**Direction**
Below are some records; return each one exactly.

** Start Extracted material **

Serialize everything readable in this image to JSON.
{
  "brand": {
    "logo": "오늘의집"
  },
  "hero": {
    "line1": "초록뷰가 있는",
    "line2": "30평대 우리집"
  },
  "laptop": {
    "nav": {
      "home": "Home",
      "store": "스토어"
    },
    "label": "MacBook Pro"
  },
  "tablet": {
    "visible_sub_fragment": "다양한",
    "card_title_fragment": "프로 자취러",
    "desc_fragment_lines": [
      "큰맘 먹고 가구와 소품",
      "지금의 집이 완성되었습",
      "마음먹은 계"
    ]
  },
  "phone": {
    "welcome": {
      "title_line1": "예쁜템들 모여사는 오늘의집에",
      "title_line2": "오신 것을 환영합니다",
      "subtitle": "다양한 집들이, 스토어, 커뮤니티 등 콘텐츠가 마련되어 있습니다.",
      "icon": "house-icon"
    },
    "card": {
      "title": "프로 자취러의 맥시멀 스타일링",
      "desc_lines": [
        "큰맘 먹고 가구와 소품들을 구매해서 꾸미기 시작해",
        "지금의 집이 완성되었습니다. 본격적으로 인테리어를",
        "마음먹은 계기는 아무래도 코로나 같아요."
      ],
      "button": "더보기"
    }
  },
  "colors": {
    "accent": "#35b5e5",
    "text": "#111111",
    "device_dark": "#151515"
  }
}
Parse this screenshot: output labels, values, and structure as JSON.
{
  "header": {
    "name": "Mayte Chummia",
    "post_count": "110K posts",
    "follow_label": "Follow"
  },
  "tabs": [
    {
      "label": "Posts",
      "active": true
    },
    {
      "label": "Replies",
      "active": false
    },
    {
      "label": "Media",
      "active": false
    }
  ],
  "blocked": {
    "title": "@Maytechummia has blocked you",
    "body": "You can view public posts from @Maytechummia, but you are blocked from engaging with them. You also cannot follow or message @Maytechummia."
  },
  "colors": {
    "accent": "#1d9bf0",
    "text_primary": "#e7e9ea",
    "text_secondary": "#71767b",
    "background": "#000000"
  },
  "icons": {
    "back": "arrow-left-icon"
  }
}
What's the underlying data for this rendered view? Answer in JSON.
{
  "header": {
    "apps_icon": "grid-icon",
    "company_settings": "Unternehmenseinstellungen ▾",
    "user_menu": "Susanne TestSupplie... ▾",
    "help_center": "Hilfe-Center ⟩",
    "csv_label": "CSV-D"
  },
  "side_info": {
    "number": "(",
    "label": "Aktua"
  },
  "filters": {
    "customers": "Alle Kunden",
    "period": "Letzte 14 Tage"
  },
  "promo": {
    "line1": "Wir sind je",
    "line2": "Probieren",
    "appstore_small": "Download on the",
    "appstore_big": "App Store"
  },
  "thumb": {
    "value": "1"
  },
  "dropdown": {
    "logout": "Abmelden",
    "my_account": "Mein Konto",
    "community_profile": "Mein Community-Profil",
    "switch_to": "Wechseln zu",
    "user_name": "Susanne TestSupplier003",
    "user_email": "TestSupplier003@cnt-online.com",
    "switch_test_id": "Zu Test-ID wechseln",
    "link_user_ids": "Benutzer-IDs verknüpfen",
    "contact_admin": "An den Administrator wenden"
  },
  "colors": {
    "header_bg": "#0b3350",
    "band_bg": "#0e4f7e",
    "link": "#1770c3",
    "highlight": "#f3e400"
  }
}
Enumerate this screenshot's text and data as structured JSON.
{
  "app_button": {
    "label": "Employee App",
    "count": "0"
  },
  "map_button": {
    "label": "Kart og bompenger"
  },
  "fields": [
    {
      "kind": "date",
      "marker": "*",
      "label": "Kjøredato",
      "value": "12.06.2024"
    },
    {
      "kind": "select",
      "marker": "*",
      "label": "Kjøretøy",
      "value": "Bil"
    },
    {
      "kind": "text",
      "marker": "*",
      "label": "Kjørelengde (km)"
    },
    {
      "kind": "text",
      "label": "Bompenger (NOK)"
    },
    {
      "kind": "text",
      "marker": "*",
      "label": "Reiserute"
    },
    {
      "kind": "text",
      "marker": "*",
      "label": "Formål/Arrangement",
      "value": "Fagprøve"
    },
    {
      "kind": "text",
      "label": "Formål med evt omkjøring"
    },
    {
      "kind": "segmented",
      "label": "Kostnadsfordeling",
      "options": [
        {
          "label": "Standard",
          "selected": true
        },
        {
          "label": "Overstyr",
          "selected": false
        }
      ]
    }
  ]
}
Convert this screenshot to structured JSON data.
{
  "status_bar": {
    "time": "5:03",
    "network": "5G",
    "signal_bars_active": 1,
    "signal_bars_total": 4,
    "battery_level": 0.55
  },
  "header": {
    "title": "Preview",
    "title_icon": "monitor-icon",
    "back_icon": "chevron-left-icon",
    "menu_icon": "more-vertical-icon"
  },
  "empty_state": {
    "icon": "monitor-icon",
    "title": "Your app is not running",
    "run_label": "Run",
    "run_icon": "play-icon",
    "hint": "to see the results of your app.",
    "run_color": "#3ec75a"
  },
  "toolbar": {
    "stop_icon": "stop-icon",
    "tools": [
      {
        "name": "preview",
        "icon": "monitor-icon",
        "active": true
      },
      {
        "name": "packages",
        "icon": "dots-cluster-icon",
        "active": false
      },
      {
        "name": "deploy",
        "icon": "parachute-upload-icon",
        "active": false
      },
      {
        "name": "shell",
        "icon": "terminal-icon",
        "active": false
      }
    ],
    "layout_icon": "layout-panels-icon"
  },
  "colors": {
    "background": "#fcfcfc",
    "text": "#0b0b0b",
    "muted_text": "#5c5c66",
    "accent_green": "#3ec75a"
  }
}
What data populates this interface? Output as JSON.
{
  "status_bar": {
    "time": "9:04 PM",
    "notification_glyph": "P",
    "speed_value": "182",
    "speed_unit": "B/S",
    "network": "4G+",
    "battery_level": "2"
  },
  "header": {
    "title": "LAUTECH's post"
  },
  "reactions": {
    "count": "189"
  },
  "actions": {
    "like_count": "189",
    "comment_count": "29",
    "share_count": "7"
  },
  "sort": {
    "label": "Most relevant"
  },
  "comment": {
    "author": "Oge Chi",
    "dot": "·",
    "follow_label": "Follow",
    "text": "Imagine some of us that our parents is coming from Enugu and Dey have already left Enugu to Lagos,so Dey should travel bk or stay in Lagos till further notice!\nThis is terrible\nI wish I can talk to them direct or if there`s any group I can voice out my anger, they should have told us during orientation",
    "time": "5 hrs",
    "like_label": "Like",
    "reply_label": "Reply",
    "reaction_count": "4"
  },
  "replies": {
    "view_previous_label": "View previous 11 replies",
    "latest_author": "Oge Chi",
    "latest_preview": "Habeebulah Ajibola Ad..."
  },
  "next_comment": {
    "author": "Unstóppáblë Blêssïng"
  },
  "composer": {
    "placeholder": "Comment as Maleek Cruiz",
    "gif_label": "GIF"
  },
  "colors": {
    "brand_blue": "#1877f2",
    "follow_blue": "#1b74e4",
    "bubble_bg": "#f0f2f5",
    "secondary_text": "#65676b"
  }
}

** End Extracted material **

**Correct result**
Serialize everything readable in this image to JSON.
{
  "brand": {
    "logo": "오늘의집"
  },
  "hero": {
    "line1": "초록뷰가 있는",
    "line2": "30평대 우리집"
  },
  "laptop": {
    "nav": {
      "home": "Home",
      "store": "스토어"
    },
    "label": "MacBook Pro"
  },
  "tablet": {
    "visible_sub_fragment": "다양한",
    "card_title_fragment": "프로 자취러",
    "desc_fragment_lines": [
      "큰맘 먹고 가구와 소품",
      "지금의 집이 완성되었습",
      "마음먹은 계"
    ]
  },
  "phone": {
    "welcome": {
      "title_line1": "예쁜템들 모여사는 오늘의집에",
      "title_line2": "오신 것을 환영합니다",
      "subtitle": "다양한 집들이, 스토어, 커뮤니티 등 콘텐츠가 마련되어 있습니다.",
      "icon": "house-icon"
    },
    "card": {
      "title": "프로 자취러의 맥시멀 스타일링",
      "desc_lines": [
        "큰맘 먹고 가구와 소품들을 구매해서 꾸미기 시작해",
        "지금의 집이 완성되었습니다. 본격적으로 인테리어를",
        "마음먹은 계기는 아무래도 코로나 같아요."
      ],
      "button": "더보기"
    }
  },
  "colors": {
    "accent": "#35b5e5",
    "text": "#111111",
    "device_dark": "#151515"
  }
}
Parse this screenshot: output labels, values, and structure as JSON.
{
  "header": {
    "name": "Mayte Chummia",
    "post_count": "110K posts",
    "follow_label": "Follow"
  },
  "tabs": [
    {
      "label": "Posts",
      "active": true
    },
    {
      "label": "Replies",
      "active": false
    },
    {
      "label": "Media",
      "active": false
    }
  ],
  "blocked": {
    "title": "@Maytechummia has blocked you",
    "body": "You can view public posts from @Maytechummia, but you are blocked from engaging with them. You also cannot follow or message @Maytechummia."
  },
  "colors": {
    "accent": "#1d9bf0",
    "text_primary": "#e7e9ea",
    "text_secondary": "#71767b",
    "background": "#000000"
  },
  "icons": {
    "back": "arrow-left-icon"
  }
}
What's the underlying data for this rendered view? Answer in JSON.
{
  "header": {
    "apps_icon": "grid-icon",
    "company_settings": "Unternehmenseinstellungen ▾",
    "user_menu": "Susanne TestSupplie... ▾",
    "help_center": "Hilfe-Center ⟩",
    "csv_label": "CSV-D"
  },
  "side_info": {
    "number": "(",
    "label": "Aktua"
  },
  "filters": {
    "customers": "Alle Kunden",
    "period": "Letzte 14 Tage"
  },
  "promo": {
    "line1": "Wir sind je",
    "line2": "Probieren",
    "appstore_small": "Download on the",
    "appstore_big": "App Store"
  },
  "thumb": {
    "value": "1"
  },
  "dropdown": {
    "logout": "Abmelden",
    "my_account": "Mein Konto",
    "community_profile": "Mein Community-Profil",
    "switch_to": "Wechseln zu",
    "user_name": "Susanne TestSupplier003",
    "user_email": "TestSupplier003@cnt-online.com",
    "switch_test_id": "Zu Test-ID wechseln",
    "link_user_ids": "Benutzer-IDs verknüpfen",
    "contact_admin": "An den Administrator wenden"
  },
  "colors": {
    "header_bg": "#0b3350",
    "band_bg": "#0e4f7e",
    "link": "#1770c3",
    "highlight": "#f3e400"
  }
}
Enumerate this screenshot's text and data as structured JSON.
{
  "app_button": {
    "label": "Employee App",
    "count": "0"
  },
  "map_button": {
    "label": "Kart og bompenger"
  },
  "fields": [
    {
      "kind": "date",
      "marker": "*",
      "label": "Kjøredato",
      "value": "12.06.2024"
    },
    {
      "kind": "select",
      "marker": "*",
      "label": "Kjøretøy",
      "value": "Bil"
    },
    {
      "kind": "text",
      "marker": "*",
      "label": "Kjørelengde (km)"
    },
    {
      "kind": "text",
      "label": "Bompenger (NOK)"
    },
    {
      "kind": "text",
      "marker": "*",
      "label": "Reiserute"
    },
    {
      "kind": "text",
      "marker": "*",
      "label": "Formål/Arrangement",
      "value": "Fagprøve"
    },
    {
      "kind": "text",
      "label": "Formål med evt omkjøring"
    },
    {
      "kind": "segmented",
      "label": "Kostnadsfordeling",
      "options": [
        {
          "label": "Standard",
          "selected": true
        },
        {
          "label": "Overstyr",
          "selected": false
        }
      ]
    }
  ]
}
Convert this screenshot to structured JSON data.
{
  "status_bar": {
    "time": "5:03",
    "network": "5G",
    "signal_bars_active": 1,
    "signal_bars_total": 4,
    "battery_level": 0.55
  },
  "header": {
    "title": "Preview",
    "title_icon": "monitor-icon",
    "back_icon": "chevron-left-icon",
    "menu_icon": "more-vertical-icon"
  },
  "empty_state": {
    "icon": "monitor-icon",
    "title": "Your app is not running",
    "run_label": "Run",
    "run_icon": "play-icon",
    "hint": "to see the results of your app.",
    "run_color": "#3ec75a"
  },
  "toolbar": {
    "stop_icon": "stop-icon",
    "tools": [
      {
        "name": "preview",
        "icon": "monitor-icon",
        "active": true
      },
      {
        "name": "packages",
        "icon": "dots-cluster-icon",
        "active": false
      },
      {
        "name": "deploy",
        "icon": "parachute-upload-icon",
        "active": false
      },
      {
        "name": "shell",
        "icon": "terminal-icon",
        "active": false
      }
    ],
    "layout_icon": "layout-panels-icon"
  },
  "colors": {
    "background": "#fcfcfc",
    "text": "#0b0b0b",
    "muted_text": "#5c5c66",
    "accent_green": "#3ec75a"
  }
}
What data populates this interface? Output as JSON.
{
  "status_bar": {
    "time": "9:04 PM",
    "notification_glyph": "P",
    "speed_value": "182",
    "speed_unit": "B/S",
    "network": "4G+",
    "battery_level": "2"
  },
  "header": {
    "title": "LAUTECH's post"
  },
  "reactions": {
    "count": "189"
  },
  "actions": {
    "like_count": "189",
    "comment_count": "29",
    "share_count": "7"
  },
  "sort": {
    "label": "Most relevant"
  },
  "comment": {
    "author": "Oge Chi",
    "dot": "·",
    "follow_label": "Follow",
    "text": "Imagine some of us that our parents is coming from Enugu and Dey have already left Enugu to Lagos,so Dey should travel bk or stay in Lagos till further notice!\nThis is terrible\nI wish I can talk to them direct or if there`s any group I can voice out my anger, they should have told us during orientation",
    "time": "5 hrs",
    "like_label": "Like",
    "reply_label": "Reply",
    "reaction_count": "4"
  },
  "replies": {
    "view_previous_label": "View previous 11 replies",
    "latest_author": "Oge Chi",
    "latest_preview": "Habeebulah Ajibola Ad..."
  },
  "next_comment": {
    "author": "Unstóppáblë Blêssïng"
  },
  "composer": {
    "placeholder": "Comment as Maleek Cruiz",
    "gif_label": "GIF"
  },
  "colors": {
    "brand_blue": "#1877f2",
    "follow_blue": "#1b74e4",
    "bubble_bg": "#f0f2f5",
    "secondary_text": "#65676b"
  }
}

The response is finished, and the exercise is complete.